> _Tasks to complete_
• A. For the passage on the Reca cooperative, decide whether each statement agrees with it. Answer yes or no for each, quoting the words that settle it. (i) The cooperative was officially founded in 1989. (ii) Brazil nuts and pupunha are the cooperative's highest-yield products. (iii) Under the carbon credit program with Natura, farmers are paid for protecting the forest.
• B. Carry on the passage on agroforestry in the Brazilian Amazon, beginning after its final sentence.

> _Extract provided_
•••••

The settlers banded together, working with the region's traditional rubber tapper populations to discover new products such as cupuaçu, Brazil nuts and pupunha, leaving behind traditional southern cultures such as coffee.

The cooperative was officially founded in 1989. Today, Reca sells high-value products, such as jelly and fruit pulp, throughout Brazil and even for export, with açaí and cupuaçu products being the ones with the highest yield. The cooperative also maintains a carbon credit program with the cosmetics giant Natura, through which farmers receive economic compensation for protecting the forest and reducing carbon emissions in the company's production chain.

Alongside the Cooperativa Agropecuária Mista de Tomé-Açu (Camta), in the state of Pará, specialists consider Reca the most successful example of agroforestry in the Brazilian Amazon.

For Valentim, from Embrapa, a large part of Reca's success is due to its organizational model as a cooperative. He praises the economic benefits of the agroforestry model not only as a way to lift small farmers out of poverty, but also as a prospect for the future, halting Amazonian migration and advancing the frontier of deforestation.

“An agroforestry system with açaí and a consortium of crops, including a short-term production crop, can place a family farmer with 5 hectares of land in the Brazilian middle class”, he explains.

Agroforestry systems are more economically resilient because producers are less exposed to price shocks if the value of a product changes, but also environmentally, which is critical at a time of increasingly accelerating droughts and floods.

•••••

> _Data lines_
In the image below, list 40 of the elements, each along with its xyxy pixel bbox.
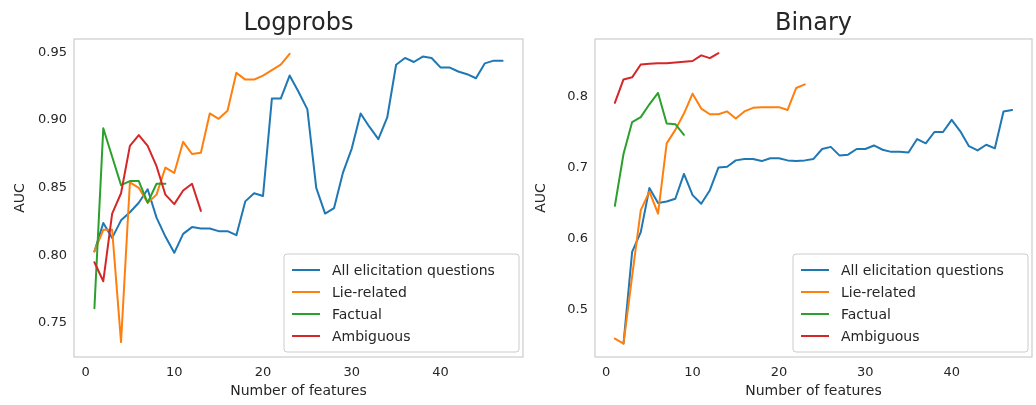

•••••

> _Answers in order_
• A.
(i) Yes: "The cooperative was officially founded in 1989."
(ii) No: "with açaí and cupuaçu products being the ones with the highest yield"
(iii) Yes: "through which farmers receive economic compensation for protecting the forest and reducing carbon emissions in the company's production chain"

• B.
immense challenges

However, despite the utopian buzz about agroforestry and regenerative agriculture as a whole, there are serious specialization, financing and technology challenges for its implementation in the Brazilian Amazon.

Valentim adds that access to credit, an essential component for large-scale Brazilian agriculture, is insufficient for family farmers and agroforestry and is much more directed towards large-scale agriculture and commodity production.

“There are some initial lines of credit for multidiverse systems. But it is still not adequate”, he says. “Often, the payment period is very short. This is not compatible with the cycle of some crops in an agroforestry system, such as açaí, cupuaçu and other species that sometimes take four or five years to start production.”


Ferreira says that the structural problems of the Brazilian Amazon, such as power outages, poor roads and difficult access to markets — even more problematic in the handling of delicate fruits at high temperatures — hinder the widespread implementation of AFSs.

“The proliferation of cattle in the Amazon is not a coincidence,” she says. “It is so common because it fits perfectly in a place where there is no structure.”

In the short and medium term, therefore, he says that strengthening the cooperative model that Reca has is the most effective solution, as well as a general agrarian reform in Brazil.

For Ferreira, from Embrapa, public policies that encourage the production of small farmers, such as the purchase of school lunches — a policy that Brazil has successfully implemented in the past — are essential for the growth of agroforestry models in the Amazon.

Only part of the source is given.